◆ **Task prompt**: Copy whichever lines contain the string "instantaneous".

==============================

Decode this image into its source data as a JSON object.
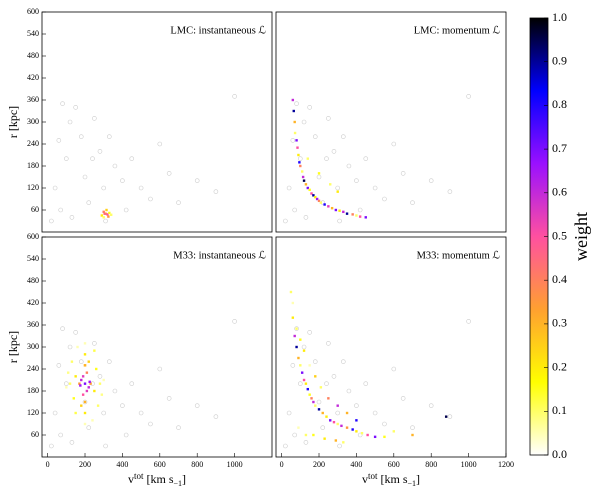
{
  "chart_data": [
    {
      "type": "scatter",
      "title": "LMC: instantaneous ℒ",
      "ylabel": "r [kpc]",
      "xlim": [
        -30,
        1200
      ],
      "ylim": [
        0,
        600
      ],
      "yticks": [
        60,
        120,
        180,
        240,
        300,
        360,
        420,
        480,
        540,
        600
      ],
      "background": {
        "color": "#cccccc",
        "x": [
          20,
          40,
          60,
          80,
          100,
          120,
          150,
          180,
          200,
          220,
          250,
          280,
          300,
          330,
          360,
          400,
          450,
          500,
          550,
          600,
          650,
          700,
          800,
          900,
          1000,
          70,
          130,
          240,
          310,
          420
        ],
        "y": [
          30,
          120,
          250,
          350,
          200,
          300,
          340,
          260,
          150,
          80,
          310,
          220,
          120,
          260,
          180,
          140,
          200,
          120,
          90,
          240,
          160,
          80,
          140,
          110,
          370,
          60,
          40,
          200,
          30,
          60
        ]
      },
      "points": {
        "x": [
          290,
          300,
          310,
          320,
          330,
          300,
          315,
          325,
          340,
          305
        ],
        "y": [
          45,
          55,
          50,
          48,
          52,
          40,
          60,
          42,
          47,
          50
        ],
        "weight": [
          0.2,
          0.4,
          0.3,
          0.5,
          0.15,
          0.1,
          0.25,
          0.35,
          0.1,
          0.45
        ]
      }
    },
    {
      "type": "scatter",
      "title": "LMC: momentum ℒ",
      "xlim": [
        -30,
        1200
      ],
      "ylim": [
        0,
        600
      ],
      "background": {
        "color": "#cccccc",
        "x": [
          20,
          40,
          60,
          80,
          100,
          120,
          150,
          180,
          200,
          220,
          250,
          280,
          300,
          330,
          360,
          400,
          450,
          500,
          550,
          600,
          650,
          700,
          800,
          900,
          1000,
          70,
          130,
          240,
          310,
          420
        ],
        "y": [
          30,
          120,
          250,
          350,
          200,
          300,
          340,
          260,
          150,
          80,
          310,
          220,
          120,
          260,
          180,
          140,
          200,
          120,
          90,
          240,
          160,
          80,
          140,
          110,
          370,
          60,
          40,
          200,
          30,
          60
        ]
      },
      "points": {
        "x": [
          60,
          65,
          70,
          72,
          80,
          85,
          90,
          95,
          100,
          110,
          115,
          120,
          130,
          140,
          150,
          160,
          170,
          180,
          190,
          200,
          210,
          230,
          250,
          270,
          290,
          310,
          330,
          350,
          380,
          400,
          420,
          450,
          140,
          200,
          260,
          300
        ],
        "y": [
          360,
          330,
          300,
          270,
          250,
          230,
          210,
          190,
          180,
          165,
          150,
          140,
          130,
          120,
          115,
          105,
          100,
          95,
          90,
          85,
          80,
          75,
          70,
          65,
          60,
          58,
          55,
          50,
          48,
          45,
          42,
          40,
          200,
          160,
          130,
          110
        ],
        "weight": [
          0.6,
          0.9,
          0.3,
          0.1,
          0.7,
          0.5,
          0.2,
          0.8,
          0.4,
          0.1,
          0.6,
          0.95,
          0.3,
          0.7,
          0.15,
          0.5,
          0.9,
          0.2,
          0.65,
          0.4,
          0.1,
          0.8,
          0.55,
          0.3,
          0.7,
          0.2,
          0.6,
          0.9,
          0.4,
          0.1,
          0.5,
          0.7,
          0.1,
          0.15,
          0.1,
          0.2
        ]
      }
    },
    {
      "type": "scatter",
      "title": "M33: instantaneous ℒ",
      "ylabel": "r [kpc]",
      "xlabel": [
        "v",
        "tot",
        " [km s",
        "−1",
        "]"
      ],
      "xlim": [
        -30,
        1200
      ],
      "ylim": [
        0,
        600
      ],
      "xticks": [
        0,
        200,
        400,
        600,
        800,
        1000
      ],
      "yticks": [
        60,
        120,
        180,
        240,
        300,
        360,
        420,
        480,
        540,
        600
      ],
      "background": {
        "color": "#cccccc",
        "x": [
          20,
          40,
          60,
          80,
          100,
          120,
          150,
          180,
          200,
          220,
          250,
          280,
          300,
          330,
          360,
          400,
          450,
          500,
          550,
          600,
          650,
          700,
          800,
          900,
          1000,
          70,
          130,
          240,
          310,
          420
        ],
        "y": [
          30,
          120,
          250,
          350,
          200,
          300,
          340,
          260,
          150,
          80,
          310,
          220,
          120,
          260,
          180,
          140,
          200,
          120,
          90,
          240,
          160,
          80,
          140,
          110,
          370,
          60,
          40,
          200,
          30,
          60
        ]
      },
      "points": {
        "x": [
          200,
          180,
          220,
          210,
          190,
          200,
          170,
          230,
          150,
          250,
          140,
          260,
          200,
          200,
          160,
          240,
          120,
          280,
          200,
          200,
          130,
          270,
          180,
          220,
          110,
          290,
          200,
          200,
          150,
          250,
          100,
          300,
          190,
          210,
          175,
          225
        ],
        "y": [
          200,
          210,
          190,
          230,
          170,
          250,
          200,
          200,
          220,
          180,
          160,
          240,
          120,
          280,
          300,
          100,
          200,
          200,
          90,
          310,
          260,
          140,
          140,
          260,
          230,
          170,
          150,
          250,
          120,
          290,
          190,
          210,
          220,
          180,
          195,
          205
        ],
        "weight": [
          0.7,
          0.6,
          0.6,
          0.4,
          0.5,
          0.3,
          0.35,
          0.35,
          0.2,
          0.2,
          0.15,
          0.15,
          0.2,
          0.2,
          0.05,
          0.05,
          0.1,
          0.1,
          0.05,
          0.05,
          0.1,
          0.1,
          0.25,
          0.25,
          0.08,
          0.08,
          0.3,
          0.3,
          0.12,
          0.12,
          0.05,
          0.05,
          0.55,
          0.55,
          0.65,
          0.65
        ]
      }
    },
    {
      "type": "scatter",
      "title": "M33: momentum ℒ",
      "xlabel": [
        "v",
        "tot",
        " [km s",
        "−1",
        "]"
      ],
      "xlim": [
        -30,
        1200
      ],
      "ylim": [
        0,
        600
      ],
      "xticks": [
        0,
        200,
        400,
        600,
        800,
        1000,
        1200
      ],
      "background": {
        "color": "#cccccc",
        "x": [
          20,
          40,
          60,
          80,
          100,
          120,
          150,
          180,
          200,
          220,
          250,
          280,
          300,
          330,
          360,
          400,
          450,
          500,
          550,
          600,
          650,
          700,
          800,
          900,
          1000,
          70,
          130,
          240,
          310,
          420
        ],
        "y": [
          30,
          120,
          250,
          350,
          200,
          300,
          340,
          260,
          150,
          80,
          310,
          220,
          120,
          260,
          180,
          140,
          200,
          120,
          90,
          240,
          160,
          80,
          140,
          110,
          370,
          60,
          40,
          200,
          30,
          60
        ]
      },
      "points": {
        "x": [
          50,
          60,
          70,
          80,
          90,
          100,
          110,
          120,
          130,
          140,
          150,
          160,
          170,
          180,
          200,
          220,
          240,
          260,
          280,
          300,
          320,
          350,
          380,
          400,
          430,
          460,
          500,
          550,
          600,
          700,
          880,
          60,
          80,
          100,
          120,
          150,
          180,
          210,
          250,
          300,
          350,
          400,
          90,
          130,
          170,
          230,
          290,
          330
        ],
        "y": [
          450,
          380,
          330,
          300,
          270,
          250,
          230,
          210,
          200,
          185,
          170,
          160,
          150,
          140,
          130,
          120,
          110,
          100,
          95,
          90,
          85,
          80,
          75,
          70,
          65,
          60,
          55,
          55,
          70,
          60,
          110,
          420,
          350,
          320,
          290,
          250,
          220,
          190,
          160,
          140,
          120,
          100,
          80,
          60,
          60,
          50,
          45,
          40
        ],
        "weight": [
          0.1,
          0.2,
          0.6,
          0.9,
          0.3,
          0.1,
          0.7,
          0.5,
          0.2,
          0.8,
          0.15,
          0.4,
          0.6,
          0.1,
          0.9,
          0.3,
          0.2,
          0.7,
          0.5,
          0.1,
          0.6,
          0.35,
          0.8,
          0.2,
          0.1,
          0.5,
          0.7,
          0.15,
          0.1,
          0.3,
          0.95,
          0.05,
          0.1,
          0.15,
          0.2,
          0.05,
          0.25,
          0.1,
          0.4,
          0.6,
          0.3,
          0.8,
          0.05,
          0.1,
          0.15,
          0.2,
          0.3,
          0.1
        ]
      }
    }
  ],
  "colorbar": {
    "label": "weight",
    "lim": [
      0,
      1
    ],
    "colors": [
      "#ffffff",
      "#ffff00",
      "#ffa030",
      "#ff50a0",
      "#9a10ff",
      "#0000ff",
      "#000000"
    ],
    "ticks": [
      {
        "value": 0,
        "label": "0.0"
      },
      0.1,
      0.2,
      0.3,
      0.4,
      0.5,
      0.6,
      0.7,
      0.8,
      0.9,
      {
        "value": 1,
        "label": "1.0"
      }
    ]
  }
}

==============================

◆ **Result of the task**:
      "title": "LMC: instantaneous ℒ",
      "title": "M33: instantaneous ℒ",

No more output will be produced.